[Study material Boundary: Start]
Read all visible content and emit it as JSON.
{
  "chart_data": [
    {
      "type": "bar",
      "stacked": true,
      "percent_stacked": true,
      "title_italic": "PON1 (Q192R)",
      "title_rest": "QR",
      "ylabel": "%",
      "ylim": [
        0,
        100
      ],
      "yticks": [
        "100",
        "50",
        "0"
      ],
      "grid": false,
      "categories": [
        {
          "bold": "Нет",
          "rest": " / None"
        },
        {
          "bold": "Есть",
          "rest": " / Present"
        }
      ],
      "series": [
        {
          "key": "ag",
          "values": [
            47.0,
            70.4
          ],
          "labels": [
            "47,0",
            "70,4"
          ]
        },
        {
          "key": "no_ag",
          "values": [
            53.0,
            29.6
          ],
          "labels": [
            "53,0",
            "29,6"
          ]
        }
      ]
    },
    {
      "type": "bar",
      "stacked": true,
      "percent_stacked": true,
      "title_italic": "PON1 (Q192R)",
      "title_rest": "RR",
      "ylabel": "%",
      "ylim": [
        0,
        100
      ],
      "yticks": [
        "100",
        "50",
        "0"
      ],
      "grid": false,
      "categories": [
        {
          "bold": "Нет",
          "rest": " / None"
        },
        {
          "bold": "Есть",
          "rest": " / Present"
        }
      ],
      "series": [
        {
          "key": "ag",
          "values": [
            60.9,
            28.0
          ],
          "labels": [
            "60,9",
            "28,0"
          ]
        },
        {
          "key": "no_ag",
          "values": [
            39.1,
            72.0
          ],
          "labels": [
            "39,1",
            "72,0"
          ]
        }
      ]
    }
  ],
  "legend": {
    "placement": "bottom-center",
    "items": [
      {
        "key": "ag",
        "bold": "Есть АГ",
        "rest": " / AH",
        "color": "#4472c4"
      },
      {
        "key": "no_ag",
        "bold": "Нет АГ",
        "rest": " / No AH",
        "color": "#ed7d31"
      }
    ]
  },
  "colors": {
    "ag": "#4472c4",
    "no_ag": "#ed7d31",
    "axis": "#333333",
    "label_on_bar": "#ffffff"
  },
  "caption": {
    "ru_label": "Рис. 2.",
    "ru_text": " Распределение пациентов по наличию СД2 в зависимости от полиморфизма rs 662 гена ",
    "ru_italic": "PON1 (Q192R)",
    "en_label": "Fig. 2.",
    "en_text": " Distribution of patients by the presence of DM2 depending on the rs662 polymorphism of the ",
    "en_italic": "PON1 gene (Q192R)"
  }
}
[Study material Boundary: End]
**Task statement:** Output the data in full, precisely as it appears above.

**Your response:**
Read all visible content and emit it as JSON.
{
  "chart_data": [
    {
      "type": "bar",
      "stacked": true,
      "percent_stacked": true,
      "title_italic": "PON1 (Q192R)",
      "title_rest": "QR",
      "ylabel": "%",
      "ylim": [
        0,
        100
      ],
      "yticks": [
        "100",
        "50",
        "0"
      ],
      "grid": false,
      "categories": [
        {
          "bold": "Нет",
          "rest": " / None"
        },
        {
          "bold": "Есть",
          "rest": " / Present"
        }
      ],
      "series": [
        {
          "key": "ag",
          "values": [
            47.0,
            70.4
          ],
          "labels": [
            "47,0",
            "70,4"
          ]
        },
        {
          "key": "no_ag",
          "values": [
            53.0,
            29.6
          ],
          "labels": [
            "53,0",
            "29,6"
          ]
        }
      ]
    },
    {
      "type": "bar",
      "stacked": true,
      "percent_stacked": true,
      "title_italic": "PON1 (Q192R)",
      "title_rest": "RR",
      "ylabel": "%",
      "ylim": [
        0,
        100
      ],
      "yticks": [
        "100",
        "50",
        "0"
      ],
      "grid": false,
      "categories": [
        {
          "bold": "Нет",
          "rest": " / None"
        },
        {
          "bold": "Есть",
          "rest": " / Present"
        }
      ],
      "series": [
        {
          "key": "ag",
          "values": [
            60.9,
            28.0
          ],
          "labels": [
            "60,9",
            "28,0"
          ]
        },
        {
          "key": "no_ag",
          "values": [
            39.1,
            72.0
          ],
          "labels": [
            "39,1",
            "72,0"
          ]
        }
      ]
    }
  ],
  "legend": {
    "placement": "bottom-center",
    "items": [
      {
        "key": "ag",
        "bold": "Есть АГ",
        "rest": " / AH",
        "color": "#4472c4"
      },
      {
        "key": "no_ag",
        "bold": "Нет АГ",
        "rest": " / No AH",
        "color": "#ed7d31"
      }
    ]
  },
  "colors": {
    "ag": "#4472c4",
    "no_ag": "#ed7d31",
    "axis": "#333333",
    "label_on_bar": "#ffffff"
  },
  "caption": {
    "ru_label": "Рис. 2.",
    "ru_text": " Распределение пациентов по наличию СД2 в зависимости от полиморфизма rs 662 гена ",
    "ru_italic": "PON1 (Q192R)",
    "en_label": "Fig. 2.",
    "en_text": " Distribution of patients by the presence of DM2 depending on the rs662 polymorphism of the ",
    "en_italic": "PON1 gene (Q192R)"
  }
}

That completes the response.